PROMPT
All records are to be retyped faithfully and completely.

TASK INPUT
• • • • • • •

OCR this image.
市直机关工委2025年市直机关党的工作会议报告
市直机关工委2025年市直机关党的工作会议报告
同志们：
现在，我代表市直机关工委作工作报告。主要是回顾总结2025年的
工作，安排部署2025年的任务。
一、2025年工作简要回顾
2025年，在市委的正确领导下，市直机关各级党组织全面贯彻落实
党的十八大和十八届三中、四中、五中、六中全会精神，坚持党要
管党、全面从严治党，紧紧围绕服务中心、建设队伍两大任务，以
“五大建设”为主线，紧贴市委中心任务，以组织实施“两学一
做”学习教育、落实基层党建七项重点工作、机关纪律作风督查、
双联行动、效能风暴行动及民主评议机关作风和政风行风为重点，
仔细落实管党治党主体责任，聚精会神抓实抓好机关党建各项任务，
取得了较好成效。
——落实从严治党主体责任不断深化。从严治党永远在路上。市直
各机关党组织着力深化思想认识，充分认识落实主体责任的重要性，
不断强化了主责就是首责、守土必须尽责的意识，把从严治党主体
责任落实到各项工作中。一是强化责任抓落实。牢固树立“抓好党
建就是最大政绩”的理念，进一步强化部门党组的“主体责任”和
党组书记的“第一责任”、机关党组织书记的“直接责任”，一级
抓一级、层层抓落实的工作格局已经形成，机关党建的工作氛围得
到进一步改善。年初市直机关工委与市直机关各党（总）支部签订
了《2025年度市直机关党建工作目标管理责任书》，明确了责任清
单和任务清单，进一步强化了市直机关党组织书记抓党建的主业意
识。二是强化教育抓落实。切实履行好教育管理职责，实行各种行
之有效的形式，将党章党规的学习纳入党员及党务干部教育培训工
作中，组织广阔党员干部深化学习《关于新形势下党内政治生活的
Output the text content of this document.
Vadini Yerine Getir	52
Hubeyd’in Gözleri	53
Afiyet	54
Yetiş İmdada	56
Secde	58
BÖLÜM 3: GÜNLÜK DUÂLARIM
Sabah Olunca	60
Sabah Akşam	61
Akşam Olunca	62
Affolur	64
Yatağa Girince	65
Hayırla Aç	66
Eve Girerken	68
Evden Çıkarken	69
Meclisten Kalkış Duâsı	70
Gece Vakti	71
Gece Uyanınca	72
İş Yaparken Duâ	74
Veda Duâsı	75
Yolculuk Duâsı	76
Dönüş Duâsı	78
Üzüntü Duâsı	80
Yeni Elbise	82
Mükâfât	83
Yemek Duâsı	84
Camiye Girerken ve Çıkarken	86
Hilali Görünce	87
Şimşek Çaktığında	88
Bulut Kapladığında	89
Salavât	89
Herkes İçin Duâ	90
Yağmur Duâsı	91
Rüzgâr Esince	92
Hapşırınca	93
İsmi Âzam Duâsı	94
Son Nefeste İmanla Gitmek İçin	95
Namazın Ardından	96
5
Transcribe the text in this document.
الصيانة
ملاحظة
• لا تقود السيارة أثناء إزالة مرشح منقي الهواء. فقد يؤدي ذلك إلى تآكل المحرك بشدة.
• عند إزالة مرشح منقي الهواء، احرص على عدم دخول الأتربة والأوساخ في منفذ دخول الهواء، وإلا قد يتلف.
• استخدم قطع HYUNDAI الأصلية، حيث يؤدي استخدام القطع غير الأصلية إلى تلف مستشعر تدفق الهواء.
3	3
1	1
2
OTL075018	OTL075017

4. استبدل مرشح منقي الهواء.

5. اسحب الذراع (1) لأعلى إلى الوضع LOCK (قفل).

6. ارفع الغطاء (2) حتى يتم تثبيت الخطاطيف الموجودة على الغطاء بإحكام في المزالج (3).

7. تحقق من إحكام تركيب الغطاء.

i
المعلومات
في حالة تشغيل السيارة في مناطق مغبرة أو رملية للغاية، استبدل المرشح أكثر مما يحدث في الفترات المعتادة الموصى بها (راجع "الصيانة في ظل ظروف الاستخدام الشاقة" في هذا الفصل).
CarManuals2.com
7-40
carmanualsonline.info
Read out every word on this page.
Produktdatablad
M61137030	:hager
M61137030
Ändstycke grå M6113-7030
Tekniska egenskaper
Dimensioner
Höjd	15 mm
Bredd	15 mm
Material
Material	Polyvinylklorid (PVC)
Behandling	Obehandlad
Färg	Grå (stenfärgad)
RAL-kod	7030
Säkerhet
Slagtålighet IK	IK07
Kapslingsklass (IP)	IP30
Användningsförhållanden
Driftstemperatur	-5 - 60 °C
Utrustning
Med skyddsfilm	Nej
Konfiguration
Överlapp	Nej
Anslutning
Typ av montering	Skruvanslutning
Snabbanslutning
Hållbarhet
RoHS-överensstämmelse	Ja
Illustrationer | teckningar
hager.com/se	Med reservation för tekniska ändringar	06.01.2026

• • • • • • •

TASK RESULT
OCR this image.
市直机关工委2025年市直机关党的工作会议报告
市直机关工委2025年市直机关党的工作会议报告
同志们：
现在，我代表市直机关工委作工作报告。主要是回顾总结2025年的
工作，安排部署2025年的任务。
一、2025年工作简要回顾
2025年，在市委的正确领导下，市直机关各级党组织全面贯彻落实
党的十八大和十八届三中、四中、五中、六中全会精神，坚持党要
管党、全面从严治党，紧紧围绕服务中心、建设队伍两大任务，以
“五大建设”为主线，紧贴市委中心任务，以组织实施“两学一
做”学习教育、落实基层党建七项重点工作、机关纪律作风督查、
双联行动、效能风暴行动及民主评议机关作风和政风行风为重点，
仔细落实管党治党主体责任，聚精会神抓实抓好机关党建各项任务，
取得了较好成效。
——落实从严治党主体责任不断深化。从严治党永远在路上。市直
各机关党组织着力深化思想认识，充分认识落实主体责任的重要性，
不断强化了主责就是首责、守土必须尽责的意识，把从严治党主体
责任落实到各项工作中。一是强化责任抓落实。牢固树立“抓好党
建就是最大政绩”的理念，进一步强化部门党组的“主体责任”和
党组书记的“第一责任”、机关党组织书记的“直接责任”，一级
抓一级、层层抓落实的工作格局已经形成，机关党建的工作氛围得
到进一步改善。年初市直机关工委与市直机关各党（总）支部签订
了《2025年度市直机关党建工作目标管理责任书》，明确了责任清
单和任务清单，进一步强化了市直机关党组织书记抓党建的主业意
识。二是强化教育抓落实。切实履行好教育管理职责，实行各种行
之有效的形式，将党章党规的学习纳入党员及党务干部教育培训工
作中，组织广阔党员干部深化学习《关于新形势下党内政治生活的
Output the text content of this document.
Vadini Yerine Getir	52
Hubeyd’in Gözleri	53
Afiyet	54
Yetiş İmdada	56
Secde	58
BÖLÜM 3: GÜNLÜK DUÂLARIM
Sabah Olunca	60
Sabah Akşam	61
Akşam Olunca	62
Affolur	64
Yatağa Girince	65
Hayırla Aç	66
Eve Girerken	68
Evden Çıkarken	69
Meclisten Kalkış Duâsı	70
Gece Vakti	71
Gece Uyanınca	72
İş Yaparken Duâ	74
Veda Duâsı	75
Yolculuk Duâsı	76
Dönüş Duâsı	78
Üzüntü Duâsı	80
Yeni Elbise	82
Mükâfât	83
Yemek Duâsı	84
Camiye Girerken ve Çıkarken	86
Hilali Görünce	87
Şimşek Çaktığında	88
Bulut Kapladığında	89
Salavât	89
Herkes İçin Duâ	90
Yağmur Duâsı	91
Rüzgâr Esince	92
Hapşırınca	93
İsmi Âzam Duâsı	94
Son Nefeste İmanla Gitmek İçin	95
Namazın Ardından	96
5
Transcribe the text in this document.
الصيانة
ملاحظة
• لا تقود السيارة أثناء إزالة مرشح منقي الهواء. فقد يؤدي ذلك إلى تآكل المحرك بشدة.
• عند إزالة مرشح منقي الهواء، احرص على عدم دخول الأتربة والأوساخ في منفذ دخول الهواء، وإلا قد يتلف.
• استخدم قطع HYUNDAI الأصلية، حيث يؤدي استخدام القطع غير الأصلية إلى تلف مستشعر تدفق الهواء.
3	3
1	1
2
OTL075018	OTL075017

4. استبدل مرشح منقي الهواء.

5. اسحب الذراع (1) لأعلى إلى الوضع LOCK (قفل).

6. ارفع الغطاء (2) حتى يتم تثبيت الخطاطيف الموجودة على الغطاء بإحكام في المزالج (3).

7. تحقق من إحكام تركيب الغطاء.

i
المعلومات
في حالة تشغيل السيارة في مناطق مغبرة أو رملية للغاية، استبدل المرشح أكثر مما يحدث في الفترات المعتادة الموصى بها (راجع "الصيانة في ظل ظروف الاستخدام الشاقة" في هذا الفصل).
CarManuals2.com
7-40
carmanualsonline.info
Read out every word on this page.
Produktdatablad
M61137030	:hager
M61137030
Ändstycke grå M6113-7030
Tekniska egenskaper
Dimensioner
Höjd	15 mm
Bredd	15 mm
Material
Material	Polyvinylklorid (PVC)
Behandling	Obehandlad
Färg	Grå (stenfärgad)
RAL-kod	7030
Säkerhet
Slagtålighet IK	IK07
Kapslingsklass (IP)	IP30
Användningsförhållanden
Driftstemperatur	-5 - 60 °C
Utrustning
Med skyddsfilm	Nej
Konfiguration
Överlapp	Nej
Anslutning
Typ av montering	Skruvanslutning
Snabbanslutning
Hållbarhet
RoHS-överensstämmelse	Ja
Illustrationer | teckningar
hager.com/se	Med reservation för tekniska ändringar	06.01.2026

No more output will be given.